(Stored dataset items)

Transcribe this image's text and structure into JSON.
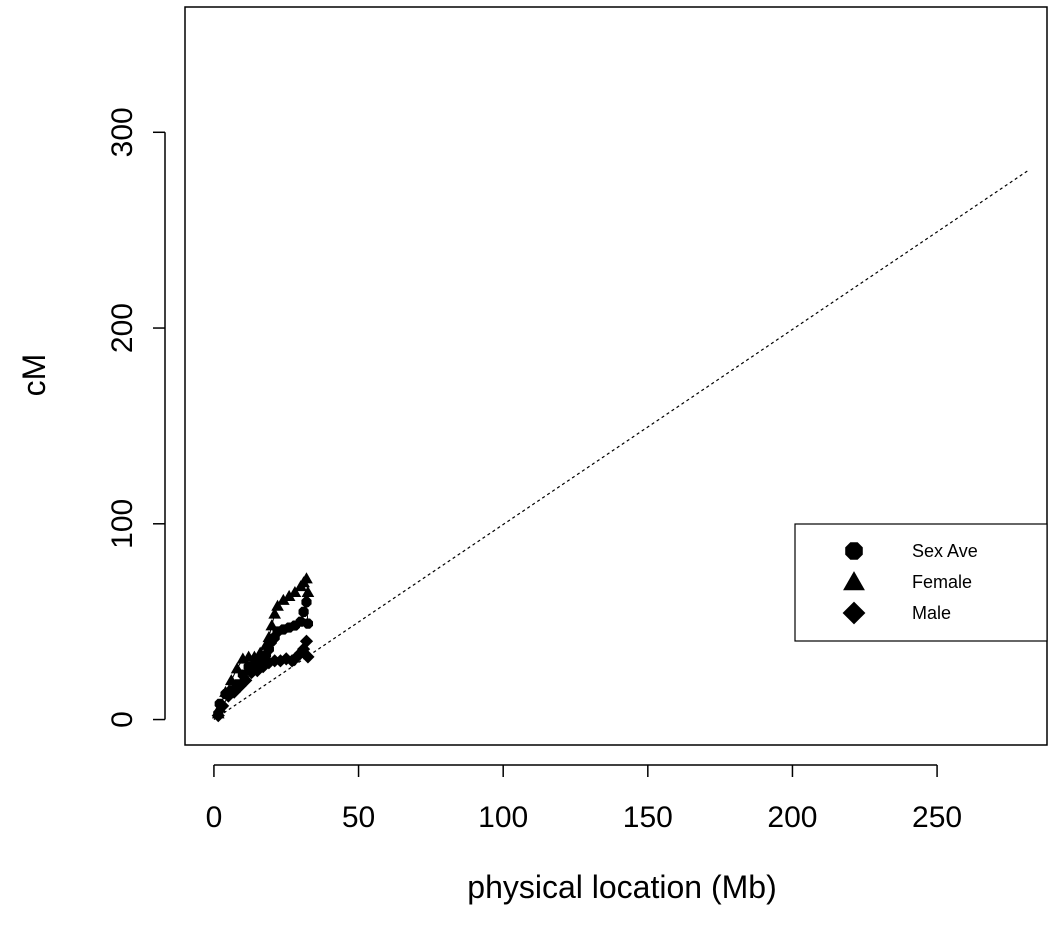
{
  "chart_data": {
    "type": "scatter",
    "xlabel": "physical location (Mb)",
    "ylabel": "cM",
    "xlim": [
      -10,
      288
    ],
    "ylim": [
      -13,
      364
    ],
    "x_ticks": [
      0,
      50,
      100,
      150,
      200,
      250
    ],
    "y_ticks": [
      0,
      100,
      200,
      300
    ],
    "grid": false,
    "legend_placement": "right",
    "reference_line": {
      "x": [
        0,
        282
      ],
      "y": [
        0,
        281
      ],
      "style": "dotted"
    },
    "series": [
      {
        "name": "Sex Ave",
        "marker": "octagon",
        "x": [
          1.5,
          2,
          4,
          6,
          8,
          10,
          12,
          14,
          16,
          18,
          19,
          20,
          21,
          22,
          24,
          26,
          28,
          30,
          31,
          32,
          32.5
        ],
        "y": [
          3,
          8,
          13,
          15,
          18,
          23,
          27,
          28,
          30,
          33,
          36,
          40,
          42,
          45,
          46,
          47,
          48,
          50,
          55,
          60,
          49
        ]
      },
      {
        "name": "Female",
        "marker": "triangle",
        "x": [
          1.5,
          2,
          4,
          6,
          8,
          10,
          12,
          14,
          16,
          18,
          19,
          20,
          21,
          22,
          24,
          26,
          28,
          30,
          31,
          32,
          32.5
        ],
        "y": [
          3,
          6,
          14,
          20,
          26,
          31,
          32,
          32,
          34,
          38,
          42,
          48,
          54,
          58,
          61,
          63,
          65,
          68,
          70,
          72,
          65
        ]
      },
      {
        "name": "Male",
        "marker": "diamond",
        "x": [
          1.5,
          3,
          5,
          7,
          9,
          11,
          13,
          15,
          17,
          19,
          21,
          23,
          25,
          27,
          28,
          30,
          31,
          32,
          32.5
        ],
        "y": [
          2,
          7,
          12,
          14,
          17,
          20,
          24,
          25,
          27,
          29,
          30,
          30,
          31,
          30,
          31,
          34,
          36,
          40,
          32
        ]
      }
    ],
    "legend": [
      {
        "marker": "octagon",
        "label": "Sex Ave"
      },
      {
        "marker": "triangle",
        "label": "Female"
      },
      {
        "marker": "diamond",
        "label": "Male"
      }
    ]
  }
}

### Work to do
Every entry must be written out exactly, with all pictures left out.

### Complete output
Transcribe this image's text and structure into JSON.
{
  "chart_data": {
    "type": "scatter",
    "xlabel": "physical location (Mb)",
    "ylabel": "cM",
    "xlim": [
      -10,
      288
    ],
    "ylim": [
      -13,
      364
    ],
    "x_ticks": [
      0,
      50,
      100,
      150,
      200,
      250
    ],
    "y_ticks": [
      0,
      100,
      200,
      300
    ],
    "grid": false,
    "legend_placement": "right",
    "reference_line": {
      "x": [
        0,
        282
      ],
      "y": [
        0,
        281
      ],
      "style": "dotted"
    },
    "series": [
      {
        "name": "Sex Ave",
        "marker": "octagon",
        "x": [
          1.5,
          2,
          4,
          6,
          8,
          10,
          12,
          14,
          16,
          18,
          19,
          20,
          21,
          22,
          24,
          26,
          28,
          30,
          31,
          32,
          32.5
        ],
        "y": [
          3,
          8,
          13,
          15,
          18,
          23,
          27,
          28,
          30,
          33,
          36,
          40,
          42,
          45,
          46,
          47,
          48,
          50,
          55,
          60,
          49
        ]
      },
      {
        "name": "Female",
        "marker": "triangle",
        "x": [
          1.5,
          2,
          4,
          6,
          8,
          10,
          12,
          14,
          16,
          18,
          19,
          20,
          21,
          22,
          24,
          26,
          28,
          30,
          31,
          32,
          32.5
        ],
        "y": [
          3,
          6,
          14,
          20,
          26,
          31,
          32,
          32,
          34,
          38,
          42,
          48,
          54,
          58,
          61,
          63,
          65,
          68,
          70,
          72,
          65
        ]
      },
      {
        "name": "Male",
        "marker": "diamond",
        "x": [
          1.5,
          3,
          5,
          7,
          9,
          11,
          13,
          15,
          17,
          19,
          21,
          23,
          25,
          27,
          28,
          30,
          31,
          32,
          32.5
        ],
        "y": [
          2,
          7,
          12,
          14,
          17,
          20,
          24,
          25,
          27,
          29,
          30,
          30,
          31,
          30,
          31,
          34,
          36,
          40,
          32
        ]
      }
    ],
    "legend": [
      {
        "marker": "octagon",
        "label": "Sex Ave"
      },
      {
        "marker": "triangle",
        "label": "Female"
      },
      {
        "marker": "diamond",
        "label": "Male"
      }
    ]
  }
}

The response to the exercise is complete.